Work required:
Write out every line of the items below without changing anything, but leave the pictures out of your answer.

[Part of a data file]
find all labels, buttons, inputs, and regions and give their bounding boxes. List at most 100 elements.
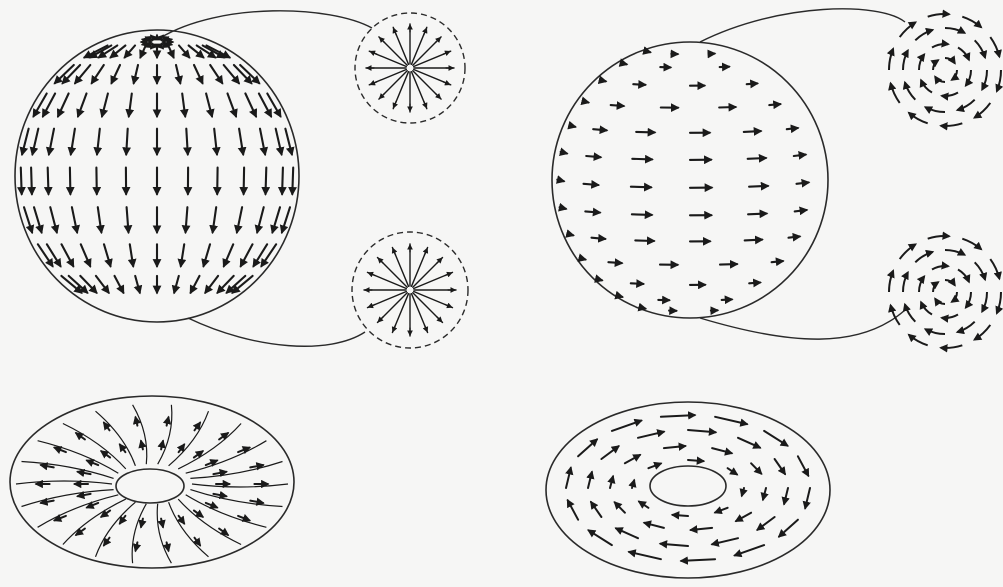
meridian-arrow <box>72 207 77 232</box>
torus-guideline <box>16 481 112 484</box>
latitude-arrow <box>787 128 798 129</box>
latitude-arrow <box>567 234 573 236</box>
torus-radial-arrow <box>78 472 91 474</box>
vortex-arc <box>974 325 990 340</box>
star-arrowhead <box>380 38 385 43</box>
star-arrowhead <box>425 325 428 332</box>
torus-circular-arrow <box>735 545 764 555</box>
torus-circular-arrow <box>638 432 664 438</box>
circular-vortex-inset-top <box>889 14 1001 126</box>
latitude-arrow <box>720 264 737 265</box>
star-arrowhead <box>368 273 375 276</box>
vortex-arc <box>932 266 948 270</box>
meridian-arrow <box>186 129 188 155</box>
circular-vortex-inset-bottom <box>889 236 1001 348</box>
meridian-arrow <box>115 276 124 293</box>
torus-circular-arrow <box>688 430 716 432</box>
vortex-arc <box>990 259 999 279</box>
sphere-radial-field <box>15 11 372 346</box>
meridian-arrow <box>214 129 217 155</box>
torus-radial-arrow <box>161 519 163 527</box>
star-arrowhead <box>393 248 396 255</box>
meridian-arrow <box>176 65 180 83</box>
meridian-arrow <box>261 244 276 266</box>
latitude-arrow <box>619 296 622 297</box>
torus-circular-arrow <box>805 488 810 508</box>
torus-guideline <box>22 462 114 479</box>
latitude-arrow <box>795 210 807 211</box>
torus-circular-arrow <box>589 530 612 545</box>
meridian-arrow <box>168 46 173 58</box>
meridian-arrow <box>218 276 234 293</box>
vortex-arc <box>921 80 932 92</box>
vortex-arc <box>942 93 958 97</box>
torus-circular-arrow <box>644 523 664 528</box>
vortex-arc <box>941 123 963 126</box>
meridian-arrow <box>98 207 102 232</box>
torus-circular-arrow <box>798 456 808 475</box>
torus-circular-field <box>546 402 830 578</box>
vortex-arc <box>915 252 932 262</box>
meridian-arrow <box>32 129 38 155</box>
torus-radial-field <box>10 396 294 568</box>
meridian-arrow <box>48 168 49 195</box>
torus-radial-arrow <box>179 516 185 524</box>
latitude-arrow <box>611 105 624 106</box>
torus-circular-arrow <box>715 417 747 424</box>
torus-circular-arrow <box>612 421 641 431</box>
meridian-arrow <box>181 244 184 266</box>
torus-circular-arrow <box>648 464 661 469</box>
torus-circular-arrow <box>615 502 625 512</box>
meridian-arrows <box>21 35 293 293</box>
star-arrowhead <box>425 248 428 255</box>
latitude-arrow <box>632 214 652 215</box>
meridian-arrow <box>244 168 245 195</box>
torus-radial-arrow <box>167 542 169 550</box>
meridian-arrow <box>97 129 100 155</box>
star-arrowhead <box>394 101 397 107</box>
torus-guideline <box>158 405 172 464</box>
torus-radial-arrow <box>41 501 54 503</box>
torus-circular-arrow <box>629 552 661 559</box>
vortex-arc <box>952 292 957 302</box>
meridian-arrow <box>34 207 42 232</box>
latitude-arrow <box>583 101 588 102</box>
vortex-arc <box>975 262 985 279</box>
latitude-arrow <box>593 129 606 130</box>
vortex-arc <box>933 282 938 292</box>
meridian-arrow <box>96 276 109 293</box>
star-arrowhead <box>380 94 385 99</box>
vortex-arc <box>958 270 969 282</box>
torus-circular-arrow <box>578 439 597 456</box>
meridian-arrow <box>245 94 256 117</box>
torus-circular-arrow <box>757 517 774 530</box>
torus-guideline <box>38 495 119 528</box>
torus-circular-arrow <box>588 472 592 488</box>
torus-circular-arrow <box>688 460 704 461</box>
meridian-arrow <box>22 129 29 155</box>
vortex-arc <box>945 280 955 285</box>
meridian-arrow <box>58 94 69 117</box>
torus-circular-arrow <box>673 515 689 516</box>
vortex-arc <box>928 14 950 17</box>
latitude-arrow <box>636 132 655 133</box>
meridian-arrow <box>21 168 22 195</box>
meridian-arrow <box>70 168 71 195</box>
latitude-arrow <box>794 155 806 156</box>
torus-radial-arrow <box>195 423 201 431</box>
meridian-arrow <box>207 46 230 58</box>
latitude-arrow <box>631 187 651 188</box>
latitude-arrow <box>631 283 644 284</box>
torus-radial-arrow <box>141 441 143 449</box>
vortex-arc <box>966 292 971 308</box>
star-arrowhead <box>436 38 441 43</box>
meridian-arrow <box>204 244 211 266</box>
torus-circular-arrow <box>742 488 744 496</box>
torus-radial-arrow <box>213 494 226 496</box>
meridian-arrow <box>292 168 293 195</box>
star-arrowhead <box>393 325 396 332</box>
star-arrowhead <box>424 28 427 34</box>
latitude-arrow <box>797 182 809 183</box>
torus-guideline <box>190 490 282 507</box>
meridian-arrow <box>47 244 61 266</box>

Correct output:
find all labels, buttons, inputs, and regions and give their bounding boxes. List at most 100 elements.
meridian-arrow <box>72 207 77 232</box>
torus-guideline <box>16 481 112 484</box>
latitude-arrow <box>787 128 798 129</box>
latitude-arrow <box>567 234 573 236</box>
torus-radial-arrow <box>78 472 91 474</box>
vortex-arc <box>974 325 990 340</box>
star-arrowhead <box>380 38 385 43</box>
star-arrowhead <box>425 325 428 332</box>
torus-circular-arrow <box>735 545 764 555</box>
torus-circular-arrow <box>638 432 664 438</box>
circular-vortex-inset-top <box>889 14 1001 126</box>
latitude-arrow <box>720 264 737 265</box>
star-arrowhead <box>368 273 375 276</box>
vortex-arc <box>932 266 948 270</box>
meridian-arrow <box>186 129 188 155</box>
circular-vortex-inset-bottom <box>889 236 1001 348</box>
meridian-arrow <box>115 276 124 293</box>
torus-circular-arrow <box>688 430 716 432</box>
vortex-arc <box>990 259 999 279</box>
sphere-radial-field <box>15 11 372 346</box>
meridian-arrow <box>214 129 217 155</box>
torus-radial-arrow <box>161 519 163 527</box>
star-arrowhead <box>393 248 396 255</box>
meridian-arrow <box>176 65 180 83</box>
meridian-arrow <box>261 244 276 266</box>
latitude-arrow <box>619 296 622 297</box>
torus-circular-arrow <box>805 488 810 508</box>
torus-guideline <box>22 462 114 479</box>
latitude-arrow <box>795 210 807 211</box>
torus-circular-arrow <box>589 530 612 545</box>
meridian-arrow <box>168 46 173 58</box>
meridian-arrow <box>218 276 234 293</box>
vortex-arc <box>921 80 932 92</box>
vortex-arc <box>942 93 958 97</box>
torus-circular-arrow <box>644 523 664 528</box>
vortex-arc <box>941 123 963 126</box>
meridian-arrow <box>98 207 102 232</box>
torus-circular-arrow <box>798 456 808 475</box>
torus-circular-field <box>546 402 830 578</box>
vortex-arc <box>915 252 932 262</box>
meridian-arrow <box>32 129 38 155</box>
torus-radial-field <box>10 396 294 568</box>
meridian-arrow <box>48 168 49 195</box>
torus-radial-arrow <box>179 516 185 524</box>
latitude-arrow <box>611 105 624 106</box>
torus-circular-arrow <box>715 417 747 424</box>
torus-circular-arrow <box>612 421 641 431</box>
meridian-arrow <box>181 244 184 266</box>
torus-circular-arrow <box>648 464 661 469</box>
torus-circular-arrow <box>615 502 625 512</box>
meridian-arrows <box>21 35 293 293</box>
star-arrowhead <box>425 248 428 255</box>
latitude-arrow <box>632 214 652 215</box>
meridian-arrow <box>244 168 245 195</box>
torus-radial-arrow <box>167 542 169 550</box>
meridian-arrow <box>97 129 100 155</box>
star-arrowhead <box>394 101 397 107</box>
torus-guideline <box>158 405 172 464</box>
torus-radial-arrow <box>41 501 54 503</box>
torus-circular-arrow <box>629 552 661 559</box>
vortex-arc <box>952 292 957 302</box>
meridian-arrow <box>34 207 42 232</box>
latitude-arrow <box>583 101 588 102</box>
vortex-arc <box>975 262 985 279</box>
latitude-arrow <box>593 129 606 130</box>
vortex-arc <box>933 282 938 292</box>
meridian-arrow <box>96 276 109 293</box>
star-arrowhead <box>380 94 385 99</box>
vortex-arc <box>958 270 969 282</box>
torus-circular-arrow <box>578 439 597 456</box>
meridian-arrow <box>245 94 256 117</box>
torus-circular-arrow <box>757 517 774 530</box>
torus-guideline <box>38 495 119 528</box>
torus-circular-arrow <box>588 472 592 488</box>
torus-circular-arrow <box>688 460 704 461</box>
meridian-arrow <box>22 129 29 155</box>
vortex-arc <box>945 280 955 285</box>
meridian-arrow <box>58 94 69 117</box>
torus-circular-arrow <box>673 515 689 516</box>
vortex-arc <box>928 14 950 17</box>
latitude-arrow <box>636 132 655 133</box>
meridian-arrow <box>21 168 22 195</box>
meridian-arrow <box>70 168 71 195</box>
latitude-arrow <box>794 155 806 156</box>
torus-radial-arrow <box>195 423 201 431</box>
meridian-arrow <box>207 46 230 58</box>
latitude-arrow <box>631 187 651 188</box>
latitude-arrow <box>631 283 644 284</box>
torus-radial-arrow <box>141 441 143 449</box>
vortex-arc <box>966 292 971 308</box>
star-arrowhead <box>436 38 441 43</box>
meridian-arrow <box>204 244 211 266</box>
torus-circular-arrow <box>742 488 744 496</box>
torus-radial-arrow <box>213 494 226 496</box>
meridian-arrow <box>292 168 293 195</box>
star-arrowhead <box>393 325 396 332</box>
star-arrowhead <box>424 28 427 34</box>
latitude-arrow <box>797 182 809 183</box>
torus-guideline <box>190 490 282 507</box>
meridian-arrow <box>47 244 61 266</box>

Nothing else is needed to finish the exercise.